━━ Data records ━━
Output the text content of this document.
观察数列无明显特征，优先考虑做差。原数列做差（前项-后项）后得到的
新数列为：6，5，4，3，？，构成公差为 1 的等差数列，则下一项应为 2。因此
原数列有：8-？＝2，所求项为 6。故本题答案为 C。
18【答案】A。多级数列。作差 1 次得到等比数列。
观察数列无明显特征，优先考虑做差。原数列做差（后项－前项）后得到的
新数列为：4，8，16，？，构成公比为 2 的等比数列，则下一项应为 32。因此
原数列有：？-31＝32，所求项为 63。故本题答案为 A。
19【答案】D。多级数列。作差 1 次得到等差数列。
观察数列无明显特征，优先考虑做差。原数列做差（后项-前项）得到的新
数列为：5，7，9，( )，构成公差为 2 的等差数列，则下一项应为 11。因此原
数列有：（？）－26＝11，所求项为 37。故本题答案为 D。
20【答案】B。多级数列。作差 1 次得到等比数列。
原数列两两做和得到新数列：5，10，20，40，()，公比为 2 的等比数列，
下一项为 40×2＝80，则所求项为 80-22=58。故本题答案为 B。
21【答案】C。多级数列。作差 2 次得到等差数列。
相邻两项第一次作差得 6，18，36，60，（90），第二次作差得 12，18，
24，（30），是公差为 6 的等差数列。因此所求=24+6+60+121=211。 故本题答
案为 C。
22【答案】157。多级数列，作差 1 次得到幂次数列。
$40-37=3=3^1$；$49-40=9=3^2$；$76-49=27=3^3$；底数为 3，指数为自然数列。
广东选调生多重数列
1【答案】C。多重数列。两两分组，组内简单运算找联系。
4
━━━
Task requirements: Return every entry verbatim.

Full answer:
Output the text content of this document.
观察数列无明显特征，优先考虑做差。原数列做差（前项-后项）后得到的
新数列为：6，5，4，3，？，构成公差为 1 的等差数列，则下一项应为 2。因此
原数列有：8-？＝2，所求项为 6。故本题答案为 C。
18【答案】A。多级数列。作差 1 次得到等比数列。
观察数列无明显特征，优先考虑做差。原数列做差（后项－前项）后得到的
新数列为：4，8，16，？，构成公比为 2 的等比数列，则下一项应为 32。因此
原数列有：？-31＝32，所求项为 63。故本题答案为 A。
19【答案】D。多级数列。作差 1 次得到等差数列。
观察数列无明显特征，优先考虑做差。原数列做差（后项-前项）得到的新
数列为：5，7，9，( )，构成公差为 2 的等差数列，则下一项应为 11。因此原
数列有：（？）－26＝11，所求项为 37。故本题答案为 D。
20【答案】B。多级数列。作差 1 次得到等比数列。
原数列两两做和得到新数列：5，10，20，40，()，公比为 2 的等比数列，
下一项为 40×2＝80，则所求项为 80-22=58。故本题答案为 B。
21【答案】C。多级数列。作差 2 次得到等差数列。
相邻两项第一次作差得 6，18，36，60，（90），第二次作差得 12，18，
24，（30），是公差为 6 的等差数列。因此所求=24+6+60+121=211。 故本题答
案为 C。
22【答案】157。多级数列，作差 1 次得到幂次数列。
$40-37=3=3^1$；$49-40=9=3^2$；$76-49=27=3^3$；底数为 3，指数为自然数列。
广东选调生多重数列
1【答案】C。多重数列。两两分组，组内简单运算找联系。
4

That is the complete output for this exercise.